### [Dataset]
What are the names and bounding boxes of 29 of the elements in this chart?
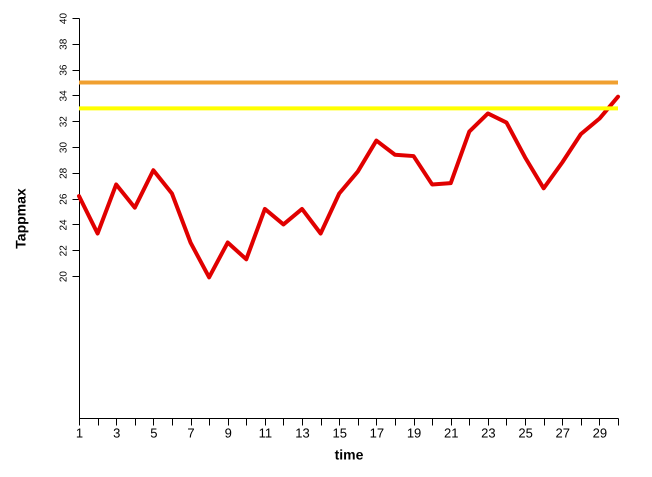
- x-tick-label: 11: [258, 426, 272, 440]
- y-tick-label: 38: [58, 38, 70, 50]
- y-tick-label: 40: [58, 12, 70, 24]
- x-axis-title: time: [334, 446, 364, 462]
- x-tick-label: 29: [592, 426, 608, 440]
- x-tick-label: 5: [150, 426, 158, 440]
- x-tick-label: 13: [295, 426, 310, 440]
- line-series: [77, 94, 620, 280]
- x-tick-label: 7: [187, 426, 195, 440]
- y-axis-title: Tappmax: [12, 188, 28, 249]
- x-tick-label: 1: [76, 426, 84, 440]
- y-tick-label: 36: [58, 64, 70, 76]
- y-tick-label: 26: [58, 193, 70, 205]
- x-tick-label: 21: [444, 426, 458, 440]
- x-tick-label: 23: [481, 426, 496, 440]
- x-tick-label: 17: [370, 426, 384, 440]
- x-tick-label: 27: [556, 426, 570, 440]
- x-tick-label: 15: [332, 426, 347, 440]
- y-tick-label: 28: [58, 167, 70, 179]
- x-tick-label: 9: [224, 426, 232, 440]
- x-tick-label: 3: [113, 426, 120, 440]
- y-tick-label: 32: [58, 116, 70, 128]
- y-tick-label: 20: [58, 270, 70, 282]
- y-tick-label: 34: [58, 90, 70, 102]
- x-tick-label: 19: [406, 426, 422, 440]
- y-tick-label: 22: [58, 244, 70, 256]
- y-tick-label: 24: [58, 218, 70, 231]
- y-tick-label: 30: [58, 142, 70, 154]
- x-tick-label: 25: [518, 426, 533, 440]
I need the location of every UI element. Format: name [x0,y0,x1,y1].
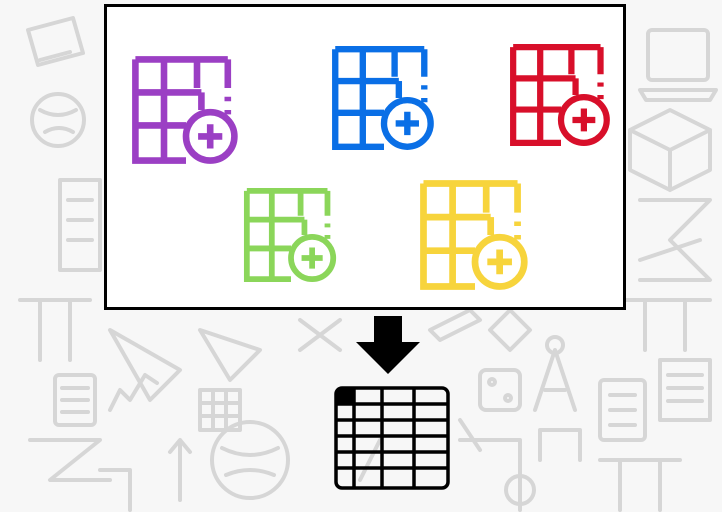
table-add-icon-red [510,44,610,146]
table-add-icon-yellow [420,180,528,290]
table-add-icon-green [243,187,337,283]
source-icons-panel [104,4,626,310]
table-add-icon-purple [132,56,238,164]
merged-table-icon [334,386,450,490]
arrow-down-icon [356,316,420,374]
table-add-icon-blue [332,46,434,150]
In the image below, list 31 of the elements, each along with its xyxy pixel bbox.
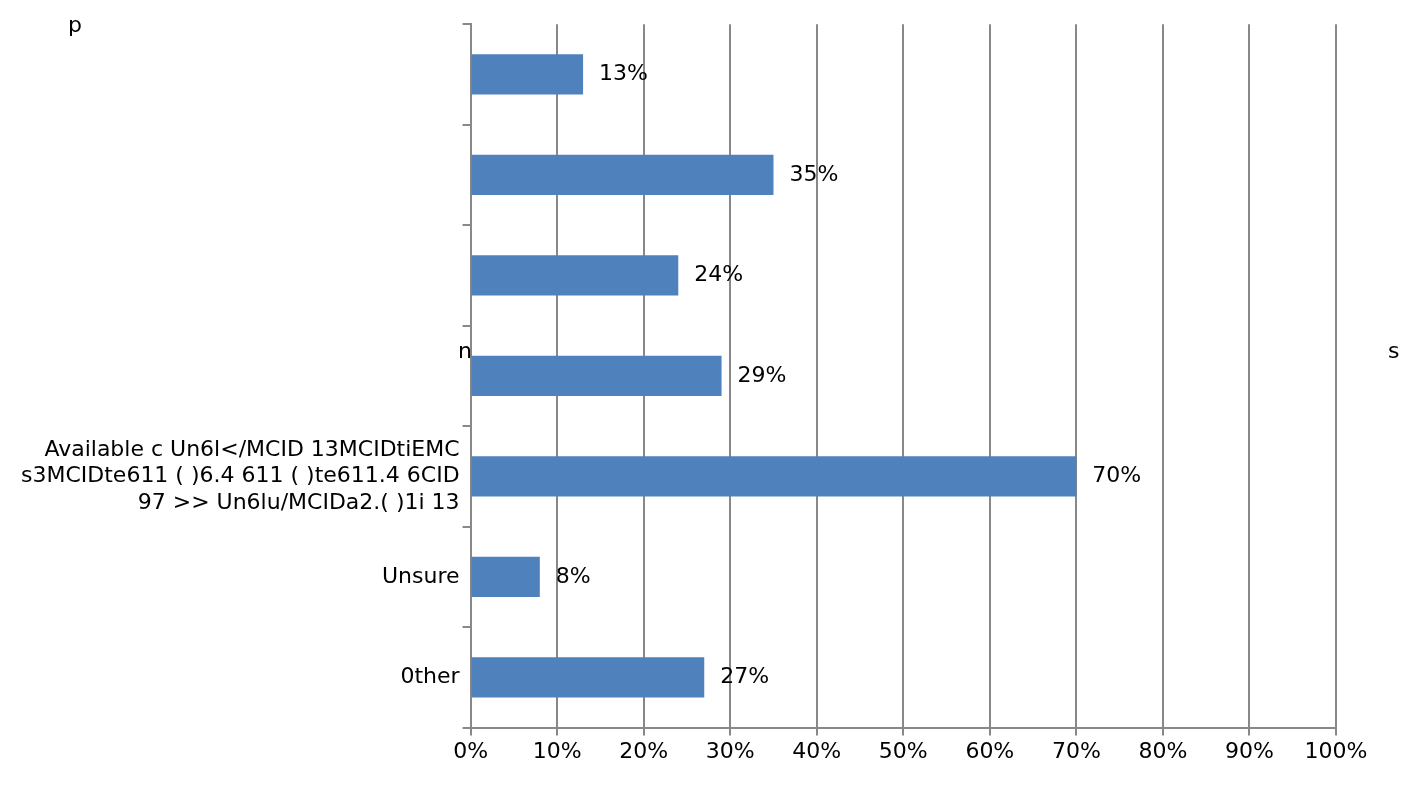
x-tick-label: 50% (878, 737, 928, 763)
x-tick-label: 70% (1051, 737, 1101, 763)
bar (471, 355, 722, 396)
text: p (68, 12, 82, 37)
bar (471, 456, 1077, 497)
data-label: 13% (599, 60, 648, 86)
bar (471, 54, 584, 95)
bar (471, 154, 774, 196)
x-tick-label: 90% (1225, 737, 1274, 763)
data-label: 27% (720, 663, 770, 689)
data-label: 24% (694, 261, 744, 287)
x-tick-label: 20% (619, 737, 669, 763)
annotation: n (458, 338, 472, 363)
bar (471, 657, 705, 698)
y-tick-label: Unsure (382, 562, 460, 588)
data-label: 29% (737, 361, 787, 387)
x-tick-label: 100% (1304, 737, 1368, 763)
data-label: 70% (1092, 462, 1142, 488)
bar (471, 255, 679, 296)
x-tick-label: 40% (792, 737, 842, 763)
x-tick-label: 80% (1138, 737, 1188, 763)
bar (471, 556, 540, 597)
x-tick-label: 0% (453, 737, 489, 763)
data-label: 8% (555, 562, 591, 588)
data-label: 35% (789, 160, 839, 186)
x-tick-label: 60% (965, 737, 1015, 763)
y-tick-label: Available c Un6l</MCID 13MCIDtiEMC s3MCIDte611 ( )6.4 611 ( )te611.4 6CID 97 >> Un6lu/MCIDa2.( )1i 13 (20, 435, 460, 514)
y-tick-label: 0ther (400, 663, 461, 689)
text: s (1388, 338, 1400, 363)
x-tick-label: 30% (705, 737, 755, 763)
x-tick-label: 10% (532, 737, 582, 763)
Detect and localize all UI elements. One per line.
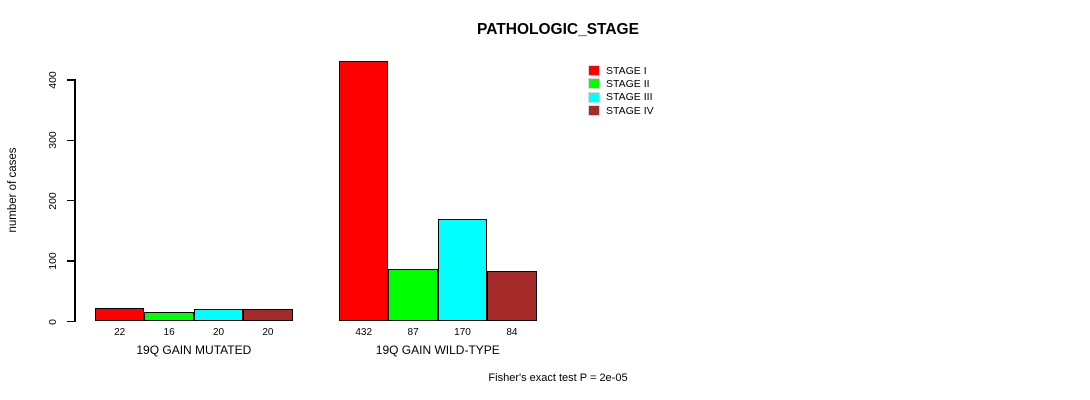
chart-title: PATHOLOGIC_STAGE — [477, 21, 639, 38]
bar-stage-i-19q-gain-wild-type — [339, 60, 389, 322]
y-axis-tick-label: 400 — [47, 71, 59, 89]
y-axis-tick — [67, 139, 74, 142]
bar-value-label: 87 — [407, 327, 419, 338]
legend-swatch-stage-ii — [588, 78, 600, 90]
y-axis-tick — [67, 260, 74, 262]
legend-label: STAGE I — [606, 64, 647, 77]
y-axis-tick-label: 300 — [47, 131, 59, 150]
legend-swatch-stage-iv — [588, 105, 600, 117]
x-group-label-19q-gain-mutated: 19Q GAIN MUTATED — [136, 343, 252, 357]
bar-stage-ii-19q-gain-wild-type — [388, 268, 438, 322]
bar-stage-iii-19q-gain-wild-type — [437, 218, 488, 322]
statistical-test-note: Fisher's exact test P = 2e-05 — [488, 372, 628, 384]
legend-entry-stage-iii: STAGE III — [588, 91, 654, 104]
bar-stage-iii-19q-gain-mutated — [193, 309, 244, 322]
bar-value-label: 84 — [506, 327, 518, 338]
y-axis-tick — [67, 79, 74, 81]
bar-value-label: 432 — [355, 327, 373, 338]
legend-entry-stage-iv: STAGE IV — [588, 104, 654, 117]
y-axis-tick-label: 200 — [47, 191, 59, 210]
bar-value-label: 20 — [212, 327, 225, 338]
legend-entry-stage-i: STAGE I — [588, 64, 654, 77]
y-axis-tick — [67, 320, 74, 323]
y-axis-tick-label: 0 — [47, 318, 59, 325]
legend: STAGE I STAGE II STAGE III STAGE IV — [588, 64, 654, 117]
y-axis-tick — [67, 199, 74, 202]
legend-entry-stage-ii: STAGE II — [588, 77, 654, 90]
legend-swatch-stage-iii — [588, 91, 600, 103]
y-axis-tick-label: 100 — [47, 252, 59, 270]
x-group-label-19q-gain-wild-type: 19Q GAIN WILD-TYPE — [375, 343, 500, 357]
legend-label: STAGE II — [606, 77, 650, 90]
bar-value-label: 20 — [262, 327, 274, 338]
y-axis-line — [74, 79, 76, 322]
bar-value-label: 170 — [454, 327, 471, 338]
bar-value-label: 22 — [114, 327, 126, 338]
bar-stage-iv-19q-gain-mutated — [243, 309, 293, 322]
y-axis-label: number of cases — [7, 147, 19, 233]
legend-swatch-stage-i — [588, 65, 600, 77]
bar-stage-iv-19q-gain-wild-type — [487, 270, 537, 322]
bar-stage-i-19q-gain-mutated — [95, 308, 145, 322]
bar-value-label: 16 — [163, 327, 175, 338]
legend-label: STAGE IV — [606, 104, 654, 117]
legend-label: STAGE III — [606, 91, 653, 104]
bar-stage-ii-19q-gain-mutated — [144, 311, 194, 322]
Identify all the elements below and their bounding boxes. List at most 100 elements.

### [What to work on]
Reproduce every line of the items above word for word, and omit the pictures.

### [Full output]
What are the names and bounding boxes of 29 of the elements in this chart?
- x-tick-label: 11: [258, 426, 272, 440]
- y-tick-label: 38: [58, 38, 70, 50]
- y-tick-label: 40: [58, 12, 70, 24]
- x-axis-title: time: [334, 446, 364, 462]
- x-tick-label: 29: [592, 426, 608, 440]
- x-tick-label: 5: [150, 426, 158, 440]
- x-tick-label: 13: [295, 426, 310, 440]
- line-series: [77, 94, 620, 280]
- x-tick-label: 7: [187, 426, 195, 440]
- y-axis-title: Tappmax: [12, 188, 28, 249]
- x-tick-label: 1: [76, 426, 84, 440]
- y-tick-label: 36: [58, 64, 70, 76]
- y-tick-label: 26: [58, 193, 70, 205]
- x-tick-label: 21: [444, 426, 458, 440]
- x-tick-label: 23: [481, 426, 496, 440]
- x-tick-label: 17: [370, 426, 384, 440]
- x-tick-label: 27: [556, 426, 570, 440]
- x-tick-label: 15: [332, 426, 347, 440]
- y-tick-label: 28: [58, 167, 70, 179]
- x-tick-label: 9: [224, 426, 232, 440]
- x-tick-label: 3: [113, 426, 120, 440]
- y-tick-label: 32: [58, 116, 70, 128]
- y-tick-label: 20: [58, 270, 70, 282]
- y-tick-label: 34: [58, 90, 70, 102]
- x-tick-label: 19: [406, 426, 422, 440]
- y-tick-label: 22: [58, 244, 70, 256]
- y-tick-label: 24: [58, 218, 70, 231]
- y-tick-label: 30: [58, 142, 70, 154]
- x-tick-label: 25: [518, 426, 533, 440]
I need the location of every UI element. Format: name [x0,y0,x1,y1].
table-add-icon-red [510,44,610,146]
table-add-icon-yellow [420,180,528,290]
table-add-icon-green [243,187,337,283]
source-icons-panel [104,4,626,310]
table-add-icon-purple [132,56,238,164]
merged-table-icon [334,386,450,490]
arrow-down-icon [356,316,420,374]
table-add-icon-blue [332,46,434,150]
In the image below, list 31 of the elements, each along with its xyxy pixel bbox.
x-tick-label: 50% (878, 737, 928, 763)
x-tick-label: 70% (1051, 737, 1101, 763)
bar (471, 355, 722, 396)
text: p (68, 12, 82, 37)
bar (471, 456, 1077, 497)
data-label: 13% (599, 60, 648, 86)
bar (471, 54, 584, 95)
bar (471, 154, 774, 196)
x-tick-label: 90% (1225, 737, 1274, 763)
data-label: 27% (720, 663, 770, 689)
data-label: 24% (694, 261, 744, 287)
x-tick-label: 20% (619, 737, 669, 763)
annotation: n (458, 338, 472, 363)
bar (471, 657, 705, 698)
y-tick-label: Unsure (382, 562, 460, 588)
data-label: 29% (737, 361, 787, 387)
x-tick-label: 100% (1304, 737, 1368, 763)
data-label: 70% (1092, 462, 1142, 488)
bar (471, 255, 679, 296)
x-tick-label: 40% (792, 737, 842, 763)
x-tick-label: 80% (1138, 737, 1188, 763)
bar (471, 556, 540, 597)
x-tick-label: 0% (453, 737, 489, 763)
data-label: 8% (555, 562, 591, 588)
data-label: 35% (789, 160, 839, 186)
x-tick-label: 60% (965, 737, 1015, 763)
y-tick-label: Available c Un6l</MCID 13MCIDtiEMC s3MCIDte611 ( )6.4 611 ( )te611.4 6CID 97 >> Un6lu/MCIDa2.( )1i 13 (20, 435, 460, 514)
y-tick-label: 0ther (400, 663, 461, 689)
text: s (1388, 338, 1400, 363)
x-tick-label: 30% (705, 737, 755, 763)
x-tick-label: 10% (532, 737, 582, 763)
Detect and localize all UI elements. One per line.
chart-title: PATHOLOGIC_STAGE — [477, 21, 639, 38]
bar-stage-i-19q-gain-wild-type — [339, 60, 389, 322]
y-axis-tick-label: 400 — [47, 71, 59, 89]
y-axis-tick — [67, 139, 74, 142]
bar-value-label: 87 — [407, 327, 419, 338]
legend-swatch-stage-ii — [588, 78, 600, 90]
y-axis-tick — [67, 260, 74, 262]
legend-label: STAGE I — [606, 64, 647, 77]
y-axis-tick-label: 300 — [47, 131, 59, 150]
legend-swatch-stage-iv — [588, 105, 600, 117]
x-group-label-19q-gain-mutated: 19Q GAIN MUTATED — [136, 343, 252, 357]
bar-stage-ii-19q-gain-wild-type — [388, 268, 438, 322]
bar-stage-iii-19q-gain-wild-type — [437, 218, 488, 322]
statistical-test-note: Fisher's exact test P = 2e-05 — [488, 372, 628, 384]
legend-entry-stage-iii: STAGE III — [588, 91, 654, 104]
bar-stage-iii-19q-gain-mutated — [193, 309, 244, 322]
bar-value-label: 84 — [506, 327, 518, 338]
y-axis-tick — [67, 79, 74, 81]
bar-value-label: 432 — [355, 327, 373, 338]
legend-entry-stage-iv: STAGE IV — [588, 104, 654, 117]
y-axis-tick-label: 200 — [47, 191, 59, 210]
bar-value-label: 20 — [212, 327, 225, 338]
legend-entry-stage-i: STAGE I — [588, 64, 654, 77]
y-axis-tick — [67, 320, 74, 323]
y-axis-tick-label: 0 — [47, 318, 59, 325]
legend: STAGE I STAGE II STAGE III STAGE IV — [588, 64, 654, 117]
y-axis-tick — [67, 199, 74, 202]
legend-entry-stage-ii: STAGE II — [588, 77, 654, 90]
legend-swatch-stage-iii — [588, 91, 600, 103]
y-axis-tick-label: 100 — [47, 252, 59, 270]
x-group-label-19q-gain-wild-type: 19Q GAIN WILD-TYPE — [375, 343, 500, 357]
legend-label: STAGE II — [606, 77, 650, 90]
bar-value-label: 20 — [262, 327, 274, 338]
y-axis-line — [74, 79, 76, 322]
bar-value-label: 170 — [454, 327, 471, 338]
bar-value-label: 22 — [114, 327, 126, 338]
bar-stage-iv-19q-gain-mutated — [243, 309, 293, 322]
y-axis-label: number of cases — [7, 147, 19, 233]
legend-swatch-stage-i — [588, 65, 600, 77]
bar-stage-iv-19q-gain-wild-type — [487, 270, 537, 322]
bar-stage-i-19q-gain-mutated — [95, 308, 145, 322]
bar-value-label: 16 — [163, 327, 175, 338]
legend-label: STAGE IV — [606, 104, 654, 117]
legend-label: STAGE III — [606, 91, 653, 104]
bar-stage-ii-19q-gain-mutated — [144, 311, 194, 322]
Identify all the elements below and their bounding boxes. List at most 100 elements.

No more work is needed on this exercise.